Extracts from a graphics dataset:
[START]
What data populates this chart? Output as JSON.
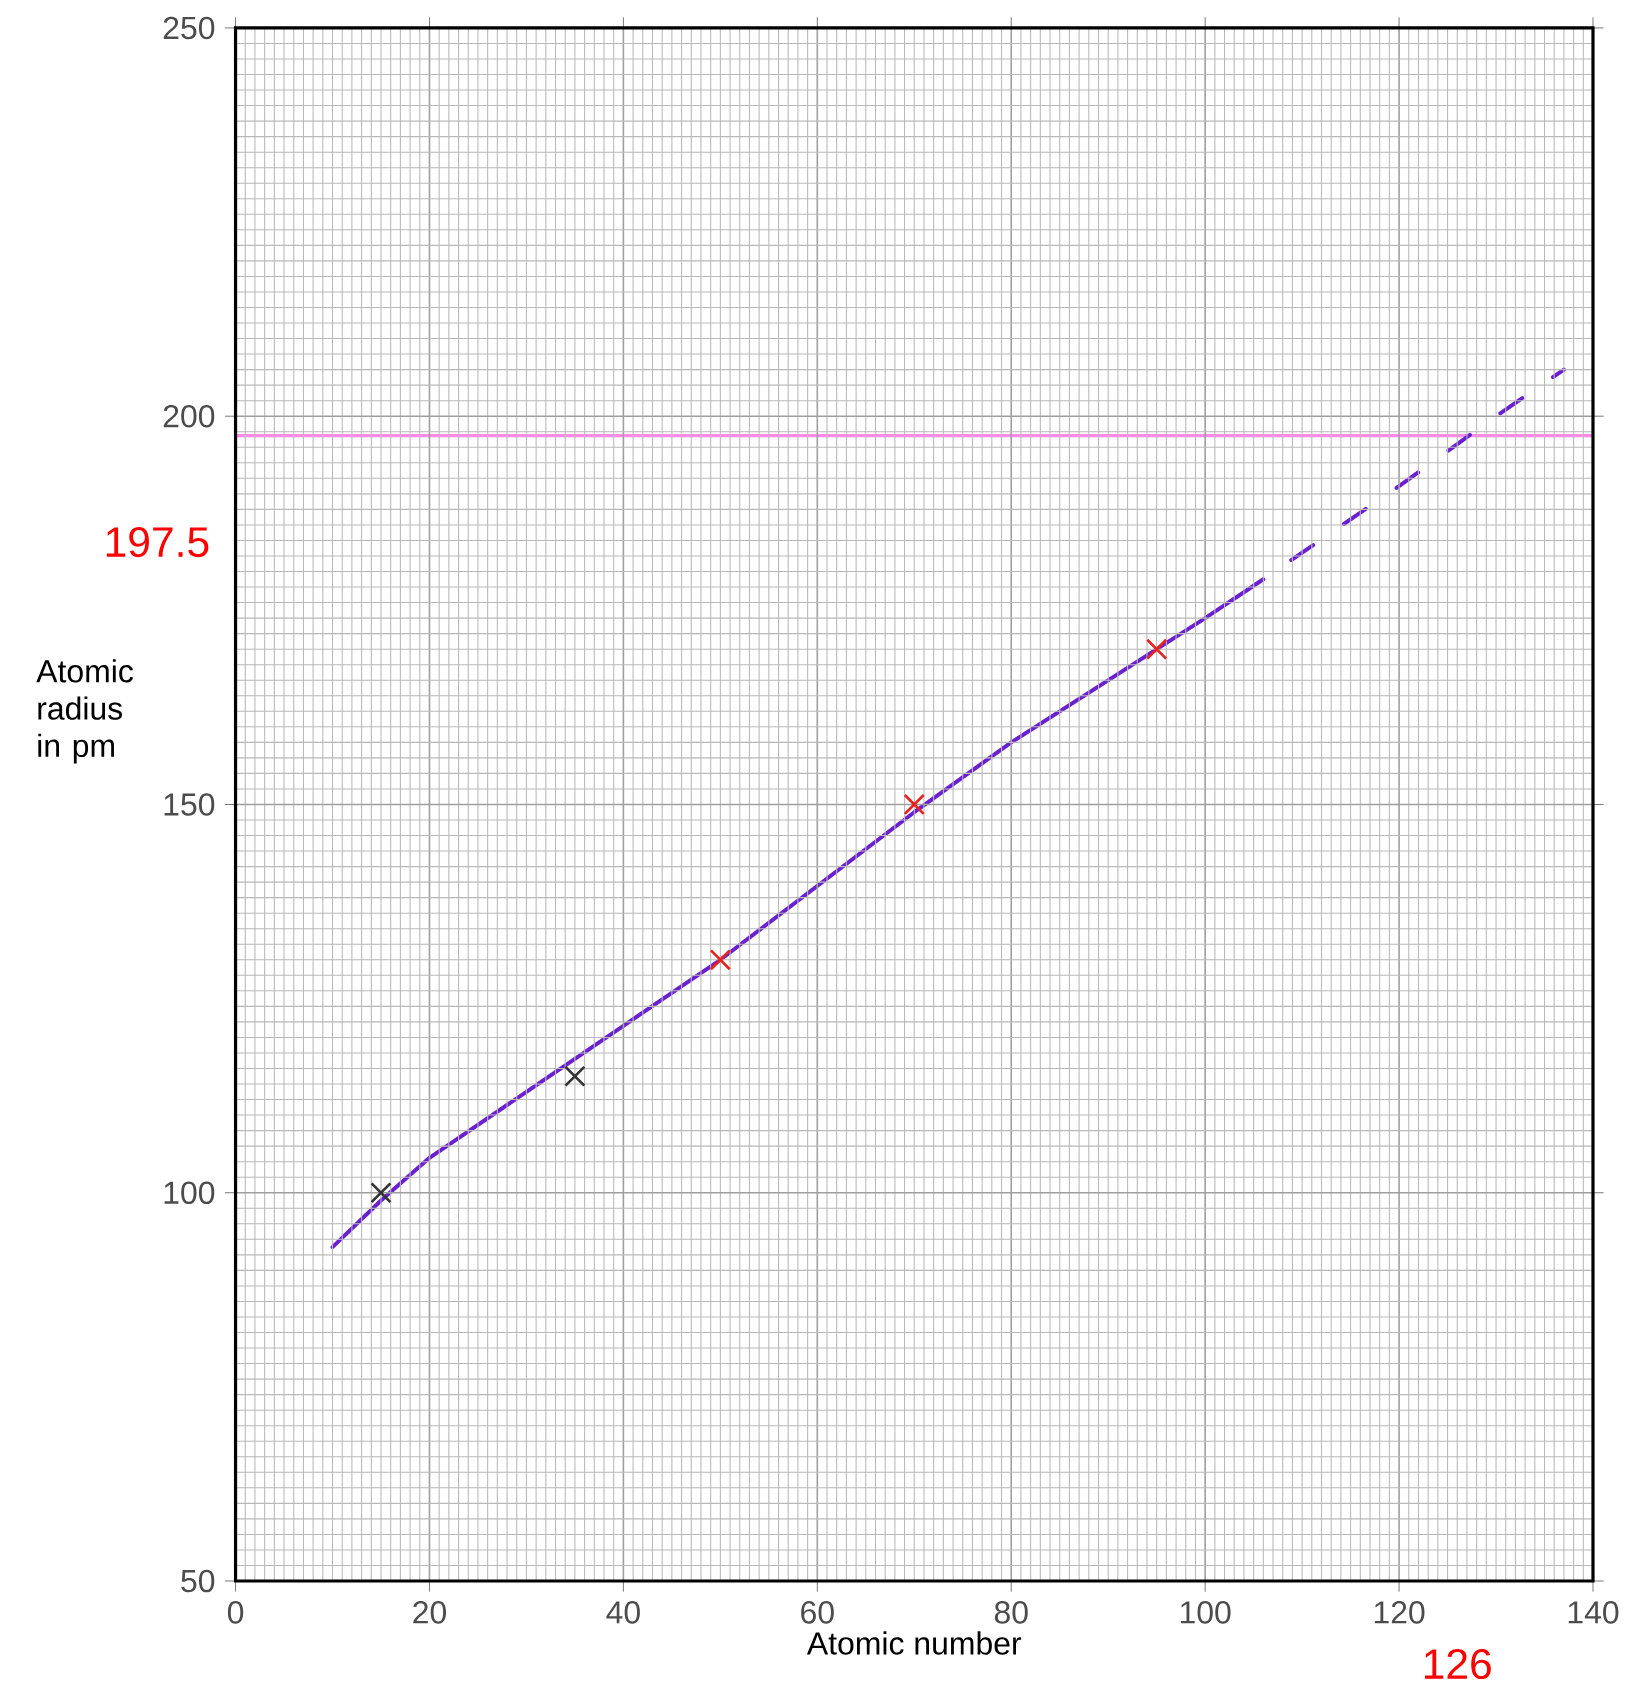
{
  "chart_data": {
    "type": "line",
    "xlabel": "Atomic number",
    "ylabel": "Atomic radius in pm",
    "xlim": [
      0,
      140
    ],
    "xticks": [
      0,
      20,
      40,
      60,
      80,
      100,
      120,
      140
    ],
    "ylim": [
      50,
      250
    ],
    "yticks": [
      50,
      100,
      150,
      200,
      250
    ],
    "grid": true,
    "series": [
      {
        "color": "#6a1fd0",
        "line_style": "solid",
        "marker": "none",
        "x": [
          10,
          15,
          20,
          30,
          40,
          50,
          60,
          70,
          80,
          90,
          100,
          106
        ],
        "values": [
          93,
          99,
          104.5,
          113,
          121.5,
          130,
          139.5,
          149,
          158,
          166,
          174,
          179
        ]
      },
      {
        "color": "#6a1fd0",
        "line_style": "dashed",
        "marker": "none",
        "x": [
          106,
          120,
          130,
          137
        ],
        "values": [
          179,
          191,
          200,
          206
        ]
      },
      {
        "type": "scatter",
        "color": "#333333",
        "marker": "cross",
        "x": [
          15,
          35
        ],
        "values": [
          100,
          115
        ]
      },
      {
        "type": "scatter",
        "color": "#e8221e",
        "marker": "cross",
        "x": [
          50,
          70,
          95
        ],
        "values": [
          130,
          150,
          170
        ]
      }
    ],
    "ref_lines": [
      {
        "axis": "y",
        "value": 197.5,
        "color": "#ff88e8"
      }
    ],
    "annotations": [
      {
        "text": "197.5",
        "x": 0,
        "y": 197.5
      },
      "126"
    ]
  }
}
[END]
Your instructions: Show all lines in the entries above where the word "Atomic" appears.

Worked answer:
    "xlabel": "Atomic number",
    "ylabel": "Atomic radius in pm",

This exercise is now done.